Given task —
In your copy, leave out the pictures and repeat the entries below exactly.
>>>>>
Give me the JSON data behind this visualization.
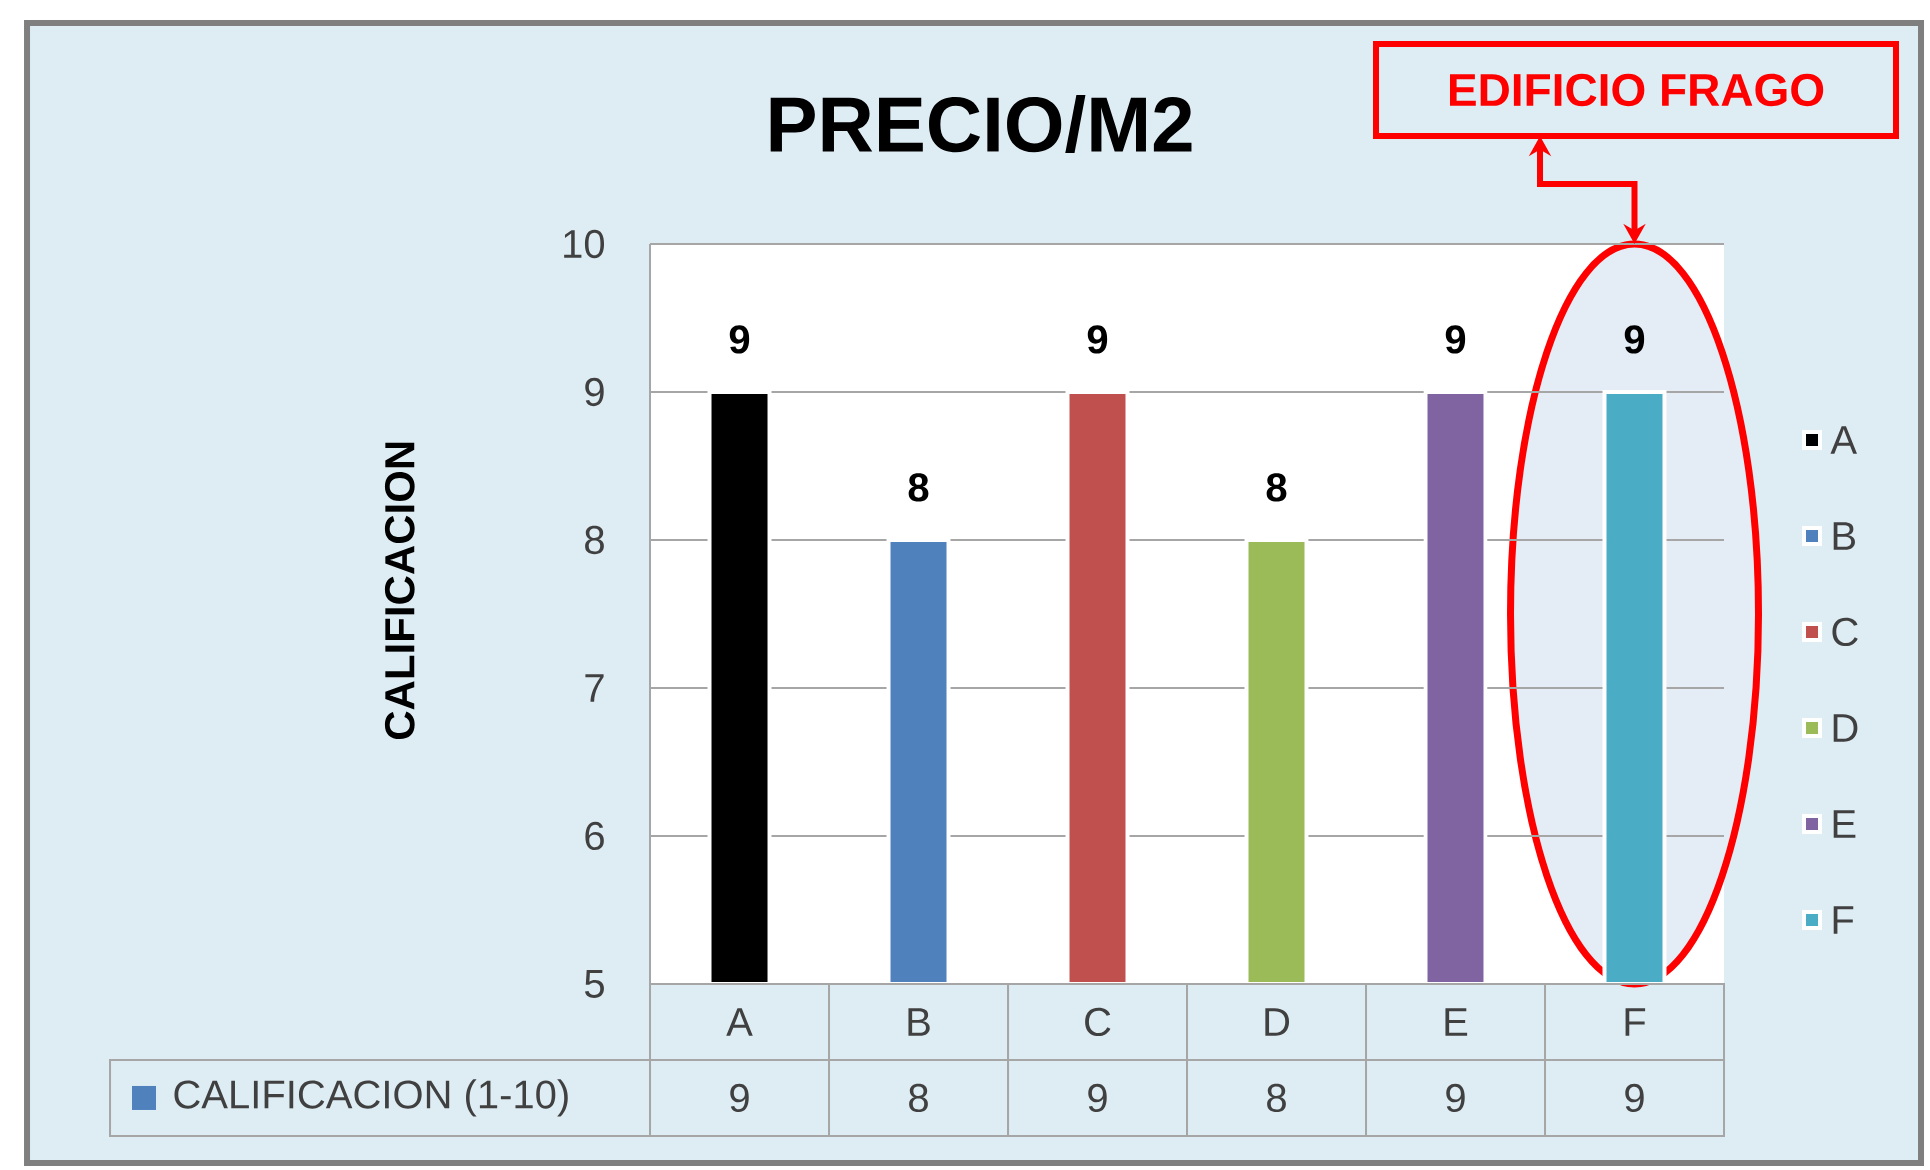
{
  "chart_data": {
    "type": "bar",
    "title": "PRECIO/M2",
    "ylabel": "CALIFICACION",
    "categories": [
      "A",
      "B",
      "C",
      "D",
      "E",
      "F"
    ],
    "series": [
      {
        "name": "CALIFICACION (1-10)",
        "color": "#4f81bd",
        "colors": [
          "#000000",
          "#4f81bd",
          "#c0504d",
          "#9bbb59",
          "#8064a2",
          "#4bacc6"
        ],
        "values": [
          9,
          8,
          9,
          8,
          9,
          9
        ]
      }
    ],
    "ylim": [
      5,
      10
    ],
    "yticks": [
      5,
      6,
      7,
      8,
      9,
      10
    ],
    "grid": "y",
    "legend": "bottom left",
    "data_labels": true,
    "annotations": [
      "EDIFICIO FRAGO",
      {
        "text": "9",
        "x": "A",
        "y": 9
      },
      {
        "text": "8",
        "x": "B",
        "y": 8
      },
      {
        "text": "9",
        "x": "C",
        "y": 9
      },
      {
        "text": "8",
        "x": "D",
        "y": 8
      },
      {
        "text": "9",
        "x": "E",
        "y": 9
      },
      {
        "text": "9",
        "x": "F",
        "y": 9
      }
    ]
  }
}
<<<<<
Solved exercise —
Give me the JSON data behind this visualization.
{
  "chart_data": {
    "type": "bar",
    "title": "PRECIO/M2",
    "ylabel": "CALIFICACION",
    "categories": [
      "A",
      "B",
      "C",
      "D",
      "E",
      "F"
    ],
    "series": [
      {
        "name": "CALIFICACION (1-10)",
        "color": "#4f81bd",
        "colors": [
          "#000000",
          "#4f81bd",
          "#c0504d",
          "#9bbb59",
          "#8064a2",
          "#4bacc6"
        ],
        "values": [
          9,
          8,
          9,
          8,
          9,
          9
        ]
      }
    ],
    "ylim": [
      5,
      10
    ],
    "yticks": [
      5,
      6,
      7,
      8,
      9,
      10
    ],
    "grid": "y",
    "legend": "bottom left",
    "data_labels": true,
    "annotations": [
      "EDIFICIO FRAGO",
      {
        "text": "9",
        "x": "A",
        "y": 9
      },
      {
        "text": "8",
        "x": "B",
        "y": 8
      },
      {
        "text": "9",
        "x": "C",
        "y": 9
      },
      {
        "text": "8",
        "x": "D",
        "y": 8
      },
      {
        "text": "9",
        "x": "E",
        "y": 9
      },
      {
        "text": "9",
        "x": "F",
        "y": 9
      }
    ]
  }
}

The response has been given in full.